:: REQUIRED WORK ::
Copy each line that holds "Administrativa".

:: PROVIDED ENTRIES ::
━━━━━━━━━━━━━━━━

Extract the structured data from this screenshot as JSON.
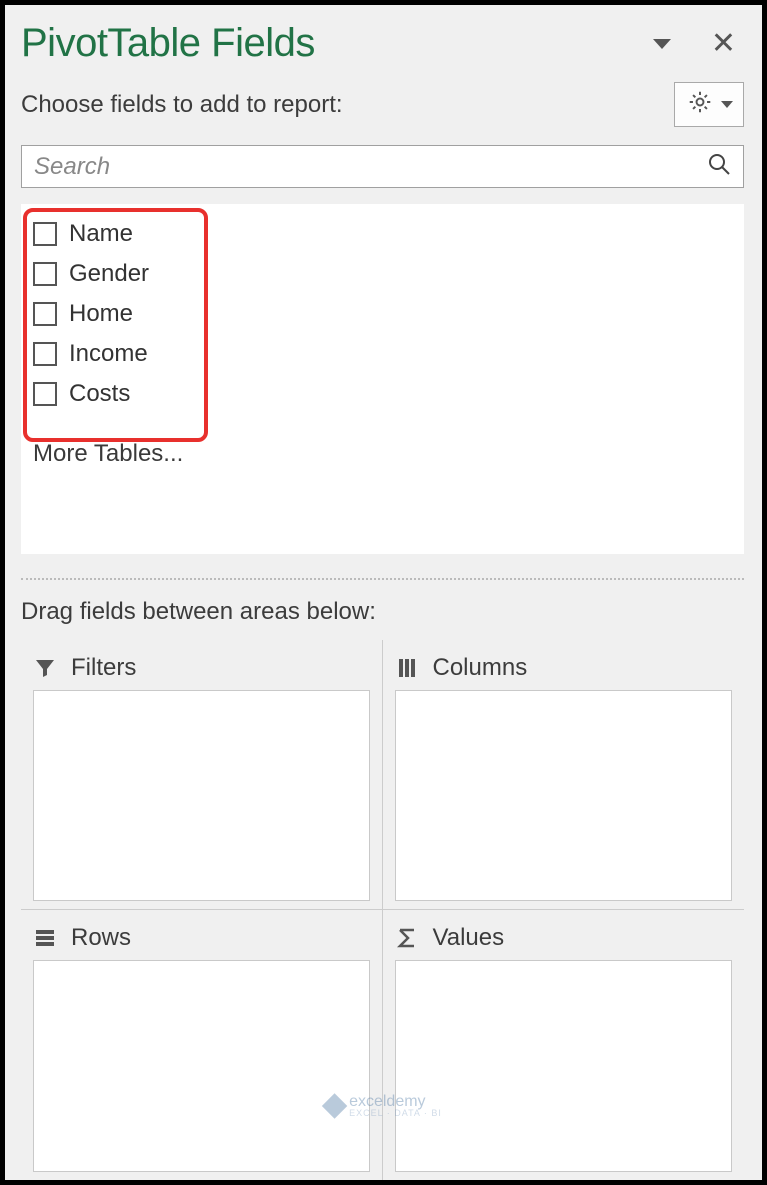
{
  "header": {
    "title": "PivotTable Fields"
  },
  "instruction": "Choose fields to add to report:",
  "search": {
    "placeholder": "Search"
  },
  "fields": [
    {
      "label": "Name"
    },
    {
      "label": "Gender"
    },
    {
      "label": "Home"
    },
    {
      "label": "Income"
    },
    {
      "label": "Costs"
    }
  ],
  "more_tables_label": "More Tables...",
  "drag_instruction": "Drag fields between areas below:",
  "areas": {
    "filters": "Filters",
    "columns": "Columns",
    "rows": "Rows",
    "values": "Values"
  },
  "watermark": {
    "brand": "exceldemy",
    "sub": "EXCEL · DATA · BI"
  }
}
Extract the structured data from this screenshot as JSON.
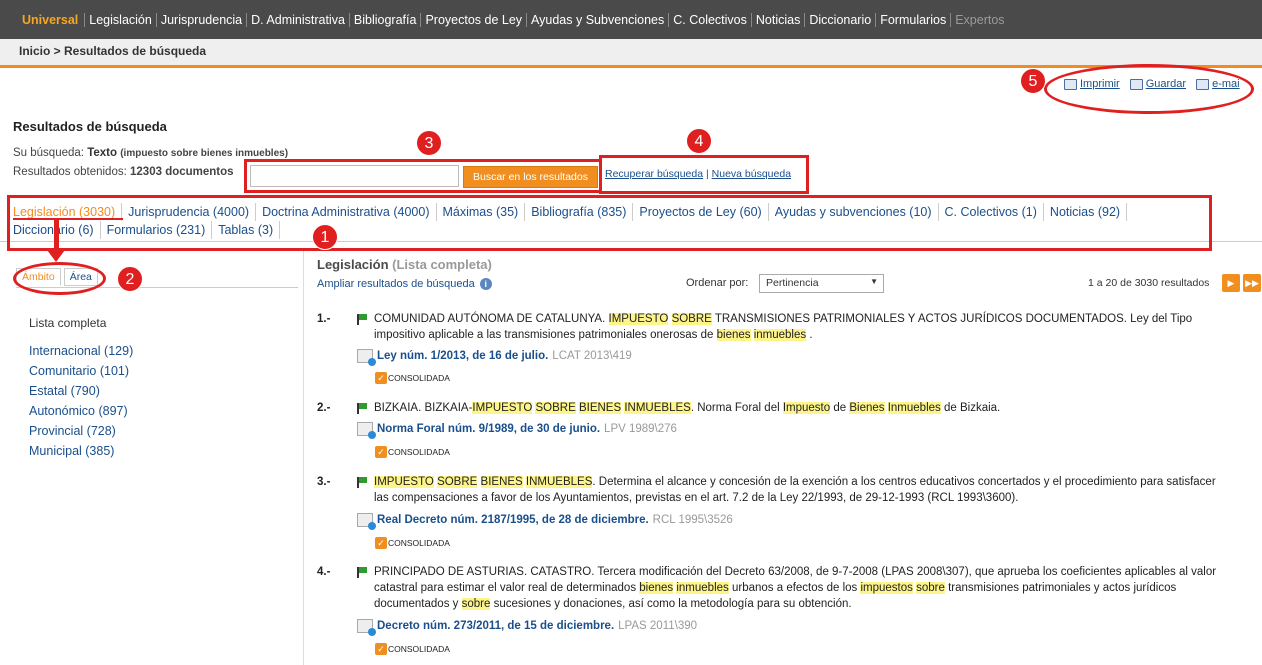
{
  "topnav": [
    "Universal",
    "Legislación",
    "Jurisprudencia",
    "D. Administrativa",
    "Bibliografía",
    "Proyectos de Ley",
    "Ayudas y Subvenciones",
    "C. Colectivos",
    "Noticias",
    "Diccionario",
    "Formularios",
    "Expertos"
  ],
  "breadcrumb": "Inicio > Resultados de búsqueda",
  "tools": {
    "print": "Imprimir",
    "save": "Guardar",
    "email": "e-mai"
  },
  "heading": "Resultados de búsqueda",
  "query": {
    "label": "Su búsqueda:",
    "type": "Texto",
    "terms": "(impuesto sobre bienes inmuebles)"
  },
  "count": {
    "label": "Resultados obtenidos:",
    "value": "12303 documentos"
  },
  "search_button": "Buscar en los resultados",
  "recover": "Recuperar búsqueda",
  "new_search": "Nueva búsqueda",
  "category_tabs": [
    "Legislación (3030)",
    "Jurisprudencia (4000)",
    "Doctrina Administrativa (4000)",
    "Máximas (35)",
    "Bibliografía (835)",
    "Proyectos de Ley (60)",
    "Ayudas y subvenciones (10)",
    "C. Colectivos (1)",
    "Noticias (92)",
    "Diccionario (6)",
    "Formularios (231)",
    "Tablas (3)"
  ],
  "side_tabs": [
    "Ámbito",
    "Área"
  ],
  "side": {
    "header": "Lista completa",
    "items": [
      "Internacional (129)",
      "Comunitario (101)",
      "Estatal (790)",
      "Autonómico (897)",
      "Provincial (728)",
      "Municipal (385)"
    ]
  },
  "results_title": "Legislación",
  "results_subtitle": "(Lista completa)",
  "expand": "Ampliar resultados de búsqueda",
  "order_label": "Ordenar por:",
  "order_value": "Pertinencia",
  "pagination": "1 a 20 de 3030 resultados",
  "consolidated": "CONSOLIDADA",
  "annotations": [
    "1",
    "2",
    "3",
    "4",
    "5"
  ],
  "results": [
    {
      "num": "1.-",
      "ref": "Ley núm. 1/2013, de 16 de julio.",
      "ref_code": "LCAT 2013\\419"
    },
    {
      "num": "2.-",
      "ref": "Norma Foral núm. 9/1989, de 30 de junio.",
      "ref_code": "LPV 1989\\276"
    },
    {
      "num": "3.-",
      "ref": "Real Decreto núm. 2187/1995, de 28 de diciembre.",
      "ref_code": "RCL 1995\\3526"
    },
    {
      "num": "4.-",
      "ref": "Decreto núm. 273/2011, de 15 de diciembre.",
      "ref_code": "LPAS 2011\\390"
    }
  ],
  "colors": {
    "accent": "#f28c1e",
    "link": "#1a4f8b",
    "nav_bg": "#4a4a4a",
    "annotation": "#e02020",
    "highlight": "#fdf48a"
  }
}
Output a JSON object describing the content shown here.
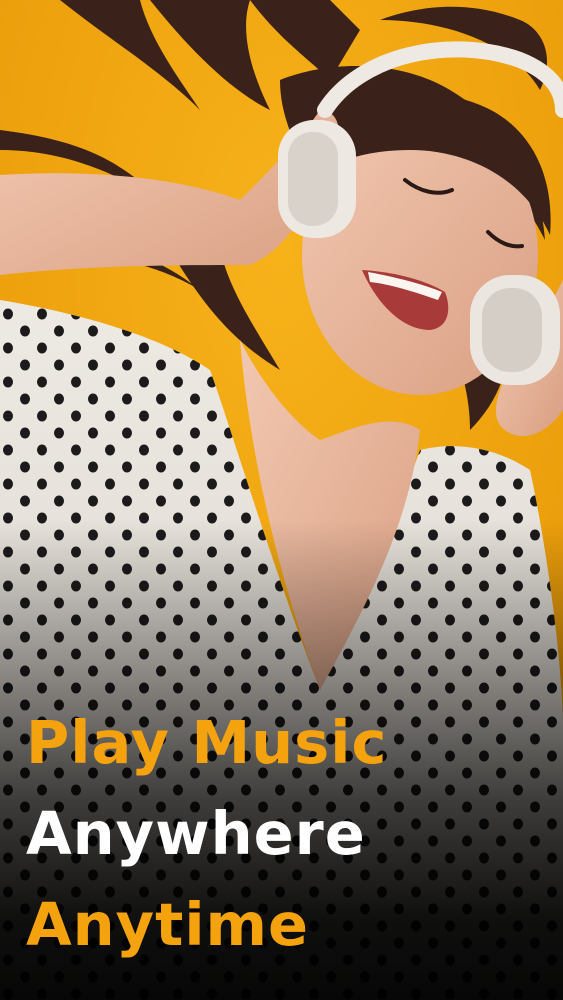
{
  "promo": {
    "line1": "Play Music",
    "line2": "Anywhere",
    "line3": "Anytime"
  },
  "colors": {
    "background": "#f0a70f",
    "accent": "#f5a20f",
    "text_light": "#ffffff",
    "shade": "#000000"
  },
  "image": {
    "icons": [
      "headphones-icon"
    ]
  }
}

━━━━━━━━━━━━━━━━

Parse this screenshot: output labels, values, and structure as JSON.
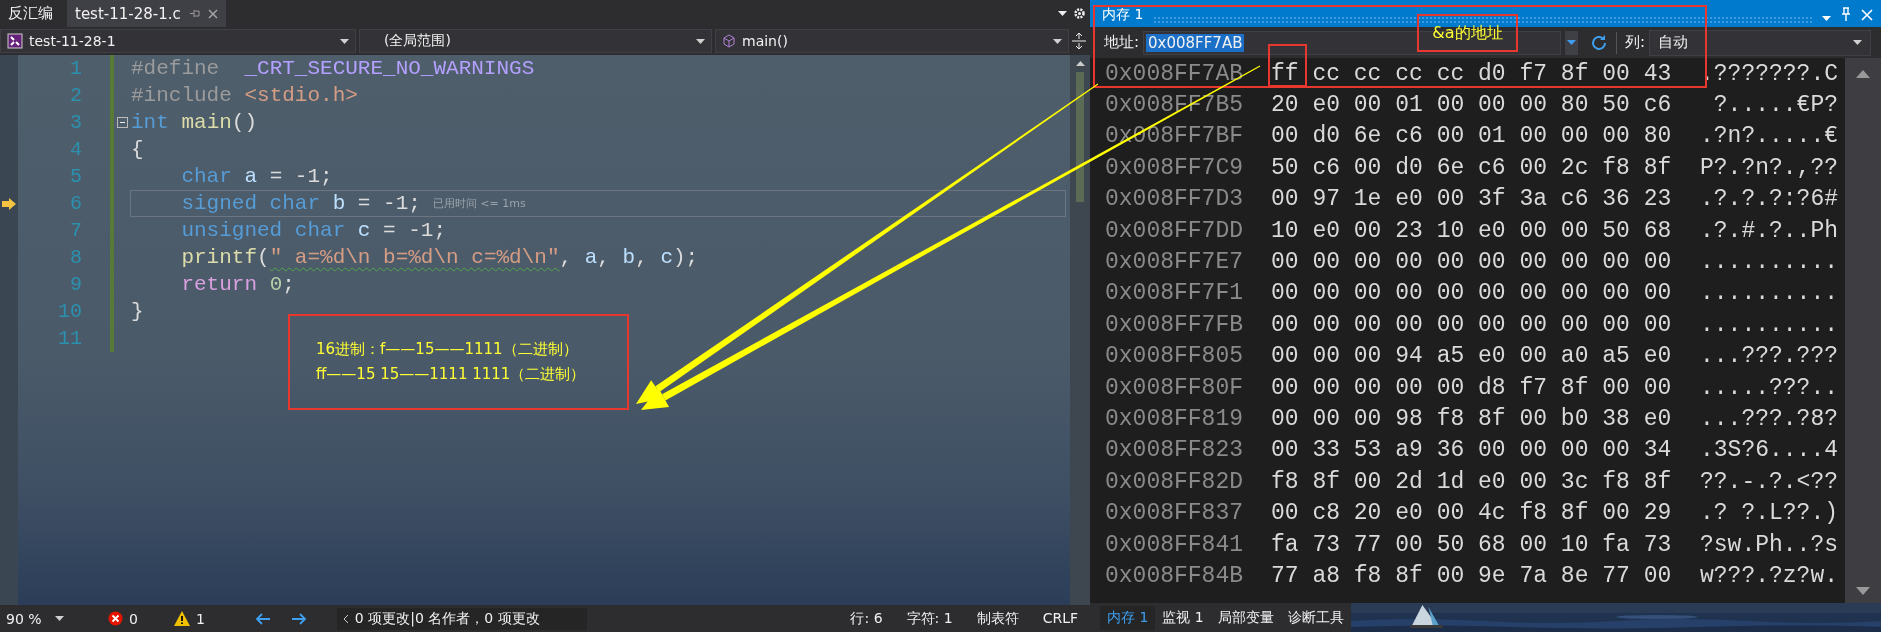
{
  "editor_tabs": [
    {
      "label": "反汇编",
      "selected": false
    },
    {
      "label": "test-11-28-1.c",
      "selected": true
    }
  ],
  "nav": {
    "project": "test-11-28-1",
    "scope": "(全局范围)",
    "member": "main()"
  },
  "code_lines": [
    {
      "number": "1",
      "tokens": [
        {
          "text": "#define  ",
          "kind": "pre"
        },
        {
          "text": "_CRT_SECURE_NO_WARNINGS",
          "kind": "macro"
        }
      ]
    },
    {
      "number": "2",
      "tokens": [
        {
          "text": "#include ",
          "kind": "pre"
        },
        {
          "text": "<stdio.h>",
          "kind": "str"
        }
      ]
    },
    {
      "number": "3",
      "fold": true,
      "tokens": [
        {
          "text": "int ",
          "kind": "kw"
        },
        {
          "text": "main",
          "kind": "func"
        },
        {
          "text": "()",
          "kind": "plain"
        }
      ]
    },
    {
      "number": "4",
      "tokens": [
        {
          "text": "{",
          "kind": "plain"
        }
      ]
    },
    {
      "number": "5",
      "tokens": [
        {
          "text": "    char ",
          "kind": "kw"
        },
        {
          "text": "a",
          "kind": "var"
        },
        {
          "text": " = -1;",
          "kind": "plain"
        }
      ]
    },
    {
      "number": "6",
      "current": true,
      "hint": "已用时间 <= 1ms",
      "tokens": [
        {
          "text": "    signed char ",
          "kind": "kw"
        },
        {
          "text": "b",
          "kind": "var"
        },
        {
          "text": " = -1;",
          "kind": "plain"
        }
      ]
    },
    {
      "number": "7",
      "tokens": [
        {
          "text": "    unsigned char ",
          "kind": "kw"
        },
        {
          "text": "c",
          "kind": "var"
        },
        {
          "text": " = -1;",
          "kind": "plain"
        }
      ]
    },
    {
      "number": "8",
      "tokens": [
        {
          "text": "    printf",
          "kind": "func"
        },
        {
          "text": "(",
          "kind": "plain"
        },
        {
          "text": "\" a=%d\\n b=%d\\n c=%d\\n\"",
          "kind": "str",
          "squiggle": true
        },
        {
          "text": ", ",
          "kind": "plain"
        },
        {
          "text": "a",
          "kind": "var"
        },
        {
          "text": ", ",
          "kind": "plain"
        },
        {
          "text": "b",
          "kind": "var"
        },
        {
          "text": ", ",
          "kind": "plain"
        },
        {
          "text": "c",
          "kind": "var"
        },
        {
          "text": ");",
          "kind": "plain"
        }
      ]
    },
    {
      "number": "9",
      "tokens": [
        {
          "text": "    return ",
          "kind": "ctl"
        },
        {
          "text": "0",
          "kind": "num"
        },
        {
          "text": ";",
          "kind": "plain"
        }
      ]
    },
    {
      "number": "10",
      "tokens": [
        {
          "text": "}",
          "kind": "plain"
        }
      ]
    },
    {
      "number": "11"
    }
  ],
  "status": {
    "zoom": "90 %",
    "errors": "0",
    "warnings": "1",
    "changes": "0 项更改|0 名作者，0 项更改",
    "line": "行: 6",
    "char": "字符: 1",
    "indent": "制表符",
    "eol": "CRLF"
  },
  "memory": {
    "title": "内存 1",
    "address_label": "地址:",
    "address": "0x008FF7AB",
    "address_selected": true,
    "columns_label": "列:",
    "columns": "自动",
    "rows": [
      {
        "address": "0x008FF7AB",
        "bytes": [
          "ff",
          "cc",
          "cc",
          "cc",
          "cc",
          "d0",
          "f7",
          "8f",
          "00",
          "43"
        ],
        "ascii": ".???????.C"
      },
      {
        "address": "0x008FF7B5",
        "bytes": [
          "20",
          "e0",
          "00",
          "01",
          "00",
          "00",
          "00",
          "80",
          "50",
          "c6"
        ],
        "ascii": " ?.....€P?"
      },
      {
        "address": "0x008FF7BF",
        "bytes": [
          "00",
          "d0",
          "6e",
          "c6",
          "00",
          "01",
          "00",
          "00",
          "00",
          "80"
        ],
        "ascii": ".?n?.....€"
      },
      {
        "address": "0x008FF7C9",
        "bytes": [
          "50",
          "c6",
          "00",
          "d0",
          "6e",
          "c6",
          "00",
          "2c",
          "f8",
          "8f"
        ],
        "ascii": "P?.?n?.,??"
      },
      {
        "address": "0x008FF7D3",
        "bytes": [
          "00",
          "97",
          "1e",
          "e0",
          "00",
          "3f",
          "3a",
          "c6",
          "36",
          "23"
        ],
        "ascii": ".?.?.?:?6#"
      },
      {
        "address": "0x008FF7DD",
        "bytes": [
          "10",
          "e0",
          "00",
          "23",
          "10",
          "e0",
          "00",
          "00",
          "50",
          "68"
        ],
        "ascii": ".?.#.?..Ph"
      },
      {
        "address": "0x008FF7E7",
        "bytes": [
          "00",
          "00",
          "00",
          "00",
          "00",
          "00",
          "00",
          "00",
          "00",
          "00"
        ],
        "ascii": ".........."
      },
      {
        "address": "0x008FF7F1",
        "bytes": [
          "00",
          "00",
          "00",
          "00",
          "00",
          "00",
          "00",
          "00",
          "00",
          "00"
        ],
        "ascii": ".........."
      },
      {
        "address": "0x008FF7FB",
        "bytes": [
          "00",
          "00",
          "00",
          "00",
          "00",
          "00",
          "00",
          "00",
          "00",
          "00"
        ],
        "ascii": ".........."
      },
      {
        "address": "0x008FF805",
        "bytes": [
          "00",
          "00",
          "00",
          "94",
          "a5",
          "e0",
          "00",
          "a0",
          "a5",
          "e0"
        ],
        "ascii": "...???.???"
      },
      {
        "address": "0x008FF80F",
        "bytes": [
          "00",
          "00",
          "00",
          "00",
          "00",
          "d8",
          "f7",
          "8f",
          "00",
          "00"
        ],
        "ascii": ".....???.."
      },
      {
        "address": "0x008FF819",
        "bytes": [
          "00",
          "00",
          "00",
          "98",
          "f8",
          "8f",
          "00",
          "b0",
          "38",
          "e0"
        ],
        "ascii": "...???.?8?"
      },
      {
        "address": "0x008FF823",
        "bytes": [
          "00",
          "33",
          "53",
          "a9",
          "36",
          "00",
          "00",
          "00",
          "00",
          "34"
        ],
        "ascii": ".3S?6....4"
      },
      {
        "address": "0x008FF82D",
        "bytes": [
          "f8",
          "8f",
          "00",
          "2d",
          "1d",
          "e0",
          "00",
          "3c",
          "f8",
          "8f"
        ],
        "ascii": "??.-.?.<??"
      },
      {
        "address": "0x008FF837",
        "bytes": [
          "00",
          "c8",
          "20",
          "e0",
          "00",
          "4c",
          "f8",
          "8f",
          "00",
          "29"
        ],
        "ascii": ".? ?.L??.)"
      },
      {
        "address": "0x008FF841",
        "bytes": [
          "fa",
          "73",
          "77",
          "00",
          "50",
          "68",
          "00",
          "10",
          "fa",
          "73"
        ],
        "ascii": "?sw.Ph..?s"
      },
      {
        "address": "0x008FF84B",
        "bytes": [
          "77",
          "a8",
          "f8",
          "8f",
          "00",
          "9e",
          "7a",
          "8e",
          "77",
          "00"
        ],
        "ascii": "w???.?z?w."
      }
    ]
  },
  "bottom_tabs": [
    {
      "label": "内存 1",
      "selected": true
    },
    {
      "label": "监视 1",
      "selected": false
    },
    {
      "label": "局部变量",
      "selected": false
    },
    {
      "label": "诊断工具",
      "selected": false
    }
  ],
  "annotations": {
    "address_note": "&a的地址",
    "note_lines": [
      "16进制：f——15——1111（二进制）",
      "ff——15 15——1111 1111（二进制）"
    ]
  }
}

━━━━━━━━━━━━━━━━

:: SOLUTION ::
    "D. Administrativa",
    "Doctrina Administrativa (4000)",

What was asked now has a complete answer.